-- Task goal --
Find the lines of data that contain the string "matrix", then list them.
--- begin ---
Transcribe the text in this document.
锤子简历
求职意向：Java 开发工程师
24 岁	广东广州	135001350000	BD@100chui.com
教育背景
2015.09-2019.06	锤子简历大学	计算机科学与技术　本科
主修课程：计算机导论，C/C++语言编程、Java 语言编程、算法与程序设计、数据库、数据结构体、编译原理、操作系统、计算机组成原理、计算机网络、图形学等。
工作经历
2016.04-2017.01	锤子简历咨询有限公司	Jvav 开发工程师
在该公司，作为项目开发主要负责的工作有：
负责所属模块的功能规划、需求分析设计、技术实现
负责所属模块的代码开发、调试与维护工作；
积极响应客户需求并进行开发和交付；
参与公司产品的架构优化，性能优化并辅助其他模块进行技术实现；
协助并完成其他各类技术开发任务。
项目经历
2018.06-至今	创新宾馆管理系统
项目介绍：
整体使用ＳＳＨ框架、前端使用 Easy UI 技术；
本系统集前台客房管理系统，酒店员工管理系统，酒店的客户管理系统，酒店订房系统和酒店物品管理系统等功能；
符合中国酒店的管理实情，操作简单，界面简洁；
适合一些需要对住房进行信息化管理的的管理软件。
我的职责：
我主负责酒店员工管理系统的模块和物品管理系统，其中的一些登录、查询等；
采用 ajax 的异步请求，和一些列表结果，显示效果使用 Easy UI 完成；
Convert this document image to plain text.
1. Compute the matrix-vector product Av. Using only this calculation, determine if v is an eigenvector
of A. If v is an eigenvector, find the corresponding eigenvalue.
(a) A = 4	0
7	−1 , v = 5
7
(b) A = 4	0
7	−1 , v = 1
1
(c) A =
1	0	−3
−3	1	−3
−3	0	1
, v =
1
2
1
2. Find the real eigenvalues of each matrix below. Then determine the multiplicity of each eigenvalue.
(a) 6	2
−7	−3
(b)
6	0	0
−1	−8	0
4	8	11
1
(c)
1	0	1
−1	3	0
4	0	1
--- end ---
-- Task solution --
1. Compute the matrix-vector product Av. Using only this calculation, determine if v is an eigenvector
2. Find the real eigenvalues of each matrix below. Then determine the multiplicity of each eigenvalue.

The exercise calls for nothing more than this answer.